··· ITEMS

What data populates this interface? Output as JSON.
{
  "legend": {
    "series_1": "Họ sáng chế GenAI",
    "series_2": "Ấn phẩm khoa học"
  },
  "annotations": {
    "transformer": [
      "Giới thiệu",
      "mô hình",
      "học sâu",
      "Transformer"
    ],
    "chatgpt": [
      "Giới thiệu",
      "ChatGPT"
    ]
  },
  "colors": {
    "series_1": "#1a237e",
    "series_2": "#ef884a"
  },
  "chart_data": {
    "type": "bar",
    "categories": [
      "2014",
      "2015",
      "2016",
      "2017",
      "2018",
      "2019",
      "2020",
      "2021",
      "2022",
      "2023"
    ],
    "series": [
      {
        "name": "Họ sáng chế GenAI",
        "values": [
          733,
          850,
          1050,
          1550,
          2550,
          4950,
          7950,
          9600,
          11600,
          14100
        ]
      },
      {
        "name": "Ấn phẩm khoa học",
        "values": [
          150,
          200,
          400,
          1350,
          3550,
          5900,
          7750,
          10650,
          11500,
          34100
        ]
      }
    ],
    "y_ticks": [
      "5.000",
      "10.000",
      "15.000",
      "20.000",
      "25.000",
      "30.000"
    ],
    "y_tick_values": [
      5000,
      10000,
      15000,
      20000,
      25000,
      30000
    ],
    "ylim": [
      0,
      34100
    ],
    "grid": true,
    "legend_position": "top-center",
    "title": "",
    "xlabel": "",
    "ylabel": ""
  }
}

······

- [GIVEN TASK]: In the records above, locate every line with the string "khoa" and copy it.

- [EXERCISE RESULT]:
    "series_2": "Ấn phẩm khoa học"
        "name": "Ấn phẩm khoa học",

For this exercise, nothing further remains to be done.